Input data:
····················
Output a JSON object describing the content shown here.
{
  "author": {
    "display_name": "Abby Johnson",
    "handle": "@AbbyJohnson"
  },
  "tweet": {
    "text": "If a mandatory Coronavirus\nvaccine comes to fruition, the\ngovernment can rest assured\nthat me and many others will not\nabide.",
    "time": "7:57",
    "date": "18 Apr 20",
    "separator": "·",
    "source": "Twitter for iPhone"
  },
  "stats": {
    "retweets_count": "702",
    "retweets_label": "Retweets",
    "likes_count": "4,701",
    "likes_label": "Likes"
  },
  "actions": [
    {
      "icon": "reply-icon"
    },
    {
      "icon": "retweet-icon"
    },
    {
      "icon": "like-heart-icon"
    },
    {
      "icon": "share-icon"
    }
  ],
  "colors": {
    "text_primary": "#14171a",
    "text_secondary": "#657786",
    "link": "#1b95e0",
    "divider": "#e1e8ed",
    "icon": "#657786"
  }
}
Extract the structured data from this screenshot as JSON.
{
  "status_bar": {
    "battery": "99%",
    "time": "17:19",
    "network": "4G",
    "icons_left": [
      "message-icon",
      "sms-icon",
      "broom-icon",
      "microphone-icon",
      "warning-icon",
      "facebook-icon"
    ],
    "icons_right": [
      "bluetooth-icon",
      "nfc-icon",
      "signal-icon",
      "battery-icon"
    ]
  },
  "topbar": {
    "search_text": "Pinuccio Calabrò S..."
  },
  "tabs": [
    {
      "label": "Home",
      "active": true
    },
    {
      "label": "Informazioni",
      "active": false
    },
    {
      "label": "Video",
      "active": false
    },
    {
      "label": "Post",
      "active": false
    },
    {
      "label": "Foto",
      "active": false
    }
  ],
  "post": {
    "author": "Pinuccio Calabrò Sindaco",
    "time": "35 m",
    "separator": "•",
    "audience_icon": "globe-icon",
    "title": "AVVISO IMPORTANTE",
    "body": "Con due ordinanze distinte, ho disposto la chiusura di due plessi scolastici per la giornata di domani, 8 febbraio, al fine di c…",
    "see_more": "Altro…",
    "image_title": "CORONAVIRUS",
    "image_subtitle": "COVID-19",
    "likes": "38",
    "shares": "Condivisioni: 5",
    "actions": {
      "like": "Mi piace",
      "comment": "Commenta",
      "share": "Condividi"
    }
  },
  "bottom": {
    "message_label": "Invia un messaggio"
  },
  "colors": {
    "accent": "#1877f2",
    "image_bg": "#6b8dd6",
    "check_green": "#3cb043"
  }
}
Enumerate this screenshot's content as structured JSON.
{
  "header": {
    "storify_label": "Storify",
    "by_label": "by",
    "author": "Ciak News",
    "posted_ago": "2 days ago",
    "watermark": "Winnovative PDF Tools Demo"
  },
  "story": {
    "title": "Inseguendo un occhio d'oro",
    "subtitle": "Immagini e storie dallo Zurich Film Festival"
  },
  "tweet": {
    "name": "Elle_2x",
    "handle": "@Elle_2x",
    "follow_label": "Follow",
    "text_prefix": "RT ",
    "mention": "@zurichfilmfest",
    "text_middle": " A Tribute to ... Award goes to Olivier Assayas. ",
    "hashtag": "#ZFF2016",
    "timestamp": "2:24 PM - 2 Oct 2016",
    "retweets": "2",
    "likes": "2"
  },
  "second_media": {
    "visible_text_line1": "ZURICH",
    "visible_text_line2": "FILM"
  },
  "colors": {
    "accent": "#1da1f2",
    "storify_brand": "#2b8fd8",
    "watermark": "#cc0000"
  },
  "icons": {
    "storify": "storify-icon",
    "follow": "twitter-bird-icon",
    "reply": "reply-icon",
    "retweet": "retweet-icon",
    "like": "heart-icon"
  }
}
····················
Activity:
Report each line in the entries where the string "structured" occurs.

Output:
Extract the structured data from this screenshot as JSON.
Enumerate this screenshot's content as structured JSON.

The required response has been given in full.